* [SUPPLIED TEXT]
==*==

Apparently controversial statements like this tend to pop up every so often, as the Wilde example noted before
(although it seems to be rather more meaningful and thought-provoking). When the first camera was invented,
a notable painter of the time (early 19th century) proclaimed "painting is dead!" I find Gaga's comments
have about the same weight and bearing as this!
Definitely good to provoke discussion, though - that's the best way to define your own thoughts on such matters.
Interesting post - thanks.
Daniel
The image of the tortured artist strikes me as little more than a fad. It may be long lasting, but I don't see any inherent reason why it should be theimage of choice rather than something else. It's attractive because it's romantic. It may have staying power because of the fact that artists, as societies commentators, necessarily stand somewhat apart from society. Thus they are perceived as "eccentric." It doesn't strike me as a big leap to get from "eccentric" to "tortured."
Grant Charles Chaput
@GCComposer
KillingClassicalMusic.com
The idea of the tortured artist has never bothered me (see Vincent Van Gogh). I think it can certainly get over-exaggerated, but I think it's still there. I like what Grant said about the difference between being eccentric and tortured. I don't think I've ever known an artist that I considered to be tortured (though I've known a couple who I think are on the fence), but I've known tons who are very eccentric. They couldn't and wouldn't be as good at what they do if they weren't that way.
I promise you that I am the farthest thing from a Star Wars sci-fi geek there is, but I think of it in terms of metachlorian count (I just had to look up that word to see how to spell it); you know, those cells that are inside the Jedis to varying degrees that dictate their ultimate ceiling for power? Sort of like talent, but probably with more social and personal baggage. Darth Vader's metachlorian count was off the charts. I know he's a fictional character, but I think it's fair to say that his ridiculously high metachlorian count was ultimately something that tortured him. I fully believe this to be true of artists as well. It's so rare to find an artist (in the classical, "art" sense) with a high metachlorian count that can make profound connections with "normal" (non-artistic) people. And the higher our musical metachlorian count is, the better the odds are of us not seeing eye to eye with others because we are so incredibly different than them. As a musician like yourself who is probably surrounded by talented, skilled and profound artists on the daily, it's easy to get desensitized to just how truly unique you are in the grand scheme of things. Maybe you're not tortured (I don't know), but you are without question unique. The world's view of tortured and your view of tortured are clearly different, but I say let them have their view.
As for people who aren't musicians who are tortured, I have a theory: they are artists as well; they just don't know it yet, and they desperately need an outlet for meaningful expression.
Music is a lie, Lady Gaga? Really?! If music is a lie, then I'm quitting right now. Being "tortured" or "eccentric" for nothing is a waste of time.
Thanks for the post. I enjoy your blog.
Travis Branam, aka @musicapologist
Miles Davis once said in an interview something to the effect, "this assumption that you have to be poor downtrodden and black to have struggled to be able to play the blues and jazz is a crock of shit, I never and never struggled, my daddy was rich and my momma was good looking."

==*==

[Page segmentation data]
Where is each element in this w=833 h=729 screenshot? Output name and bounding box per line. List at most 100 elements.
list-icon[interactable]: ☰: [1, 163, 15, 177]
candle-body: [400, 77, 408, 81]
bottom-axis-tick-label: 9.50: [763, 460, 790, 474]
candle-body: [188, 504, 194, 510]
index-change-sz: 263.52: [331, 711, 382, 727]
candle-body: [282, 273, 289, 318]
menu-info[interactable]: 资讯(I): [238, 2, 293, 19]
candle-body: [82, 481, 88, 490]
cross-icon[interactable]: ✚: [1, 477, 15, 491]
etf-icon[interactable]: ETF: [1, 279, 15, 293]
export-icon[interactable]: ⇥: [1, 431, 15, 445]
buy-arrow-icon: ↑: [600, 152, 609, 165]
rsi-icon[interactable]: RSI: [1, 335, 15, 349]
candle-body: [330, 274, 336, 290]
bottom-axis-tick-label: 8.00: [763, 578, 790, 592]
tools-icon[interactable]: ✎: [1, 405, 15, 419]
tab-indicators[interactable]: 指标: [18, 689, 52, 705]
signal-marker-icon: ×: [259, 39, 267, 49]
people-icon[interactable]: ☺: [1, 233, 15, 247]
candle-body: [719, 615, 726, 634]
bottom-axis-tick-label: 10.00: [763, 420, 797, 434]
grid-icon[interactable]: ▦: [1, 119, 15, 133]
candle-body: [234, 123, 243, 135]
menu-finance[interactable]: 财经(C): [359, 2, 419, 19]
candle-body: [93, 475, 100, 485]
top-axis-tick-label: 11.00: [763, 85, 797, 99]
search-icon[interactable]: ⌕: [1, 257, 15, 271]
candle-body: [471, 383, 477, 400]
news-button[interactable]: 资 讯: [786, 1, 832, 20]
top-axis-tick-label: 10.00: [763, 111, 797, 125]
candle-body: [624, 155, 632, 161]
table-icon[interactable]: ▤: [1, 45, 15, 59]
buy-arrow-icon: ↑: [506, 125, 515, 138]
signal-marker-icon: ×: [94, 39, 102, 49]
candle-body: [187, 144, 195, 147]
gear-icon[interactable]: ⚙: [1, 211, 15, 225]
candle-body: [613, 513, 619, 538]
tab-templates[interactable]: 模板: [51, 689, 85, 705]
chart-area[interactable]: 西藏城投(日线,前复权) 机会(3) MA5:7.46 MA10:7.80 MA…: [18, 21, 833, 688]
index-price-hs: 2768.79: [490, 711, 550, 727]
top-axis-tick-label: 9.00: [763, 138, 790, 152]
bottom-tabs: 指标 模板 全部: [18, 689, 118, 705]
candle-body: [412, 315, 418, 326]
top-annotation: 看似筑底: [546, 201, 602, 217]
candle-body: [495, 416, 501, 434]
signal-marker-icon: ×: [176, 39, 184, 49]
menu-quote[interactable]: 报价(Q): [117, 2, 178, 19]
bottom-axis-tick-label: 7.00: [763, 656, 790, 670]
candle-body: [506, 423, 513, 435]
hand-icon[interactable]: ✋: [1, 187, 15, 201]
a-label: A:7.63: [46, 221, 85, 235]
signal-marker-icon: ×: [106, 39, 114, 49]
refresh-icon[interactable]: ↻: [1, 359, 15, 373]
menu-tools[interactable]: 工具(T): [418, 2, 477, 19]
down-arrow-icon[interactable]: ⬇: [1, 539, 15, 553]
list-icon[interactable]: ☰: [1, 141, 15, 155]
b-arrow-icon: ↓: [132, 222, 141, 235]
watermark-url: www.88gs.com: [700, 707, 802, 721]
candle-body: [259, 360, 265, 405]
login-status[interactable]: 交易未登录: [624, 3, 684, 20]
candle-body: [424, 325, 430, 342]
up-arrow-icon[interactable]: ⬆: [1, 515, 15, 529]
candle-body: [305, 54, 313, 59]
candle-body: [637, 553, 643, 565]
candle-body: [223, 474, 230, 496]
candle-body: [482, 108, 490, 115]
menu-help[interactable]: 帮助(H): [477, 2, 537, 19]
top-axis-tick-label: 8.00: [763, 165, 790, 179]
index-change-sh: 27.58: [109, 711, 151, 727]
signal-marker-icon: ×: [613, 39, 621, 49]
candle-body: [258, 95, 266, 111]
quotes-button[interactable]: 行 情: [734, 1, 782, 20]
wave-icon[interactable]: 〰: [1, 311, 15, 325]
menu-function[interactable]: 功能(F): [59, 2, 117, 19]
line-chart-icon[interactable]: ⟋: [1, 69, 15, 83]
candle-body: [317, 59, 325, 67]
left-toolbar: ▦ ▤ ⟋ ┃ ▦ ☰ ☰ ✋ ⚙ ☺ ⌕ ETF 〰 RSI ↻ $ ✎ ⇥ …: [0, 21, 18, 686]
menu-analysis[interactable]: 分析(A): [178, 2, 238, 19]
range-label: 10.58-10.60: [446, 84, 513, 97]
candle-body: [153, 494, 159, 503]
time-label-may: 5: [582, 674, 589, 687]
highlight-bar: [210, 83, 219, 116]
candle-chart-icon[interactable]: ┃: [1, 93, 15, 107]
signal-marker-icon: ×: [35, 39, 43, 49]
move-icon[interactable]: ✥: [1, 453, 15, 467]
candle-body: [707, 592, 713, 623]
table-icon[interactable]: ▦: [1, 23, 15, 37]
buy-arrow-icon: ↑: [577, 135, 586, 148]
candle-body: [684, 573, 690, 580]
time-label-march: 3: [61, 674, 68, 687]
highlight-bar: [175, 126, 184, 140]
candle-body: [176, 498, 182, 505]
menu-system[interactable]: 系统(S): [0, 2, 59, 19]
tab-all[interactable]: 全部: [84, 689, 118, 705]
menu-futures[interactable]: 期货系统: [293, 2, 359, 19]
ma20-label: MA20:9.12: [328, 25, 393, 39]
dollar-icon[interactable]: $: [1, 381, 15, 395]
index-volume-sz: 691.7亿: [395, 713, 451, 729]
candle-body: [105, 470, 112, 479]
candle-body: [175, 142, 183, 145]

==*==

* [AIM OF THE TASK]
Extract the passage of the comment thread that begins at the words "Apparently controversial statements" and ends after the words "bearing as this!". The items have no connection to the comment thread.

* [RESULT OF THIS TASK]
Apparently controversial statements like this tend to pop up every so often, as the Wilde example noted before
(although it seems to be rather more meaningful and thought-provoking). When the first camera was invented,
a notable painter of the time (early 19th century) proclaimed "painting is dead!" I find Gaga's comments
have about the same weight and bearing as this!